▶ Dataset records:
►

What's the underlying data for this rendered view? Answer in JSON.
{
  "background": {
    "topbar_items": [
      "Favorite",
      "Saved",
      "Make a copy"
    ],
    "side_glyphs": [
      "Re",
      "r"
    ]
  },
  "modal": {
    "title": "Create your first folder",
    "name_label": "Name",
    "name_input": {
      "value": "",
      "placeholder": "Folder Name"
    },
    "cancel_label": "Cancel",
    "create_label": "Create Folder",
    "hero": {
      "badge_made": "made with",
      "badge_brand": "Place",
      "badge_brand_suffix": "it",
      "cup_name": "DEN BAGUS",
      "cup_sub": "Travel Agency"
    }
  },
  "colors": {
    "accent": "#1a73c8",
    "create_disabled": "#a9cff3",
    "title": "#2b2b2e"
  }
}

◄

▶ WHAT THE EXERCISE ASKS:
Copy all of the data. Keep every word exactly as it is.

▶ RESPONSE TO THE EXERCISE:
What's the underlying data for this rendered view? Answer in JSON.
{
  "background": {
    "topbar_items": [
      "Favorite",
      "Saved",
      "Make a copy"
    ],
    "side_glyphs": [
      "Re",
      "r"
    ]
  },
  "modal": {
    "title": "Create your first folder",
    "name_label": "Name",
    "name_input": {
      "value": "",
      "placeholder": "Folder Name"
    },
    "cancel_label": "Cancel",
    "create_label": "Create Folder",
    "hero": {
      "badge_made": "made with",
      "badge_brand": "Place",
      "badge_brand_suffix": "it",
      "cup_name": "DEN BAGUS",
      "cup_sub": "Travel Agency"
    }
  },
  "colors": {
    "accent": "#1a73c8",
    "create_disabled": "#a9cff3",
    "title": "#2b2b2e"
  }
}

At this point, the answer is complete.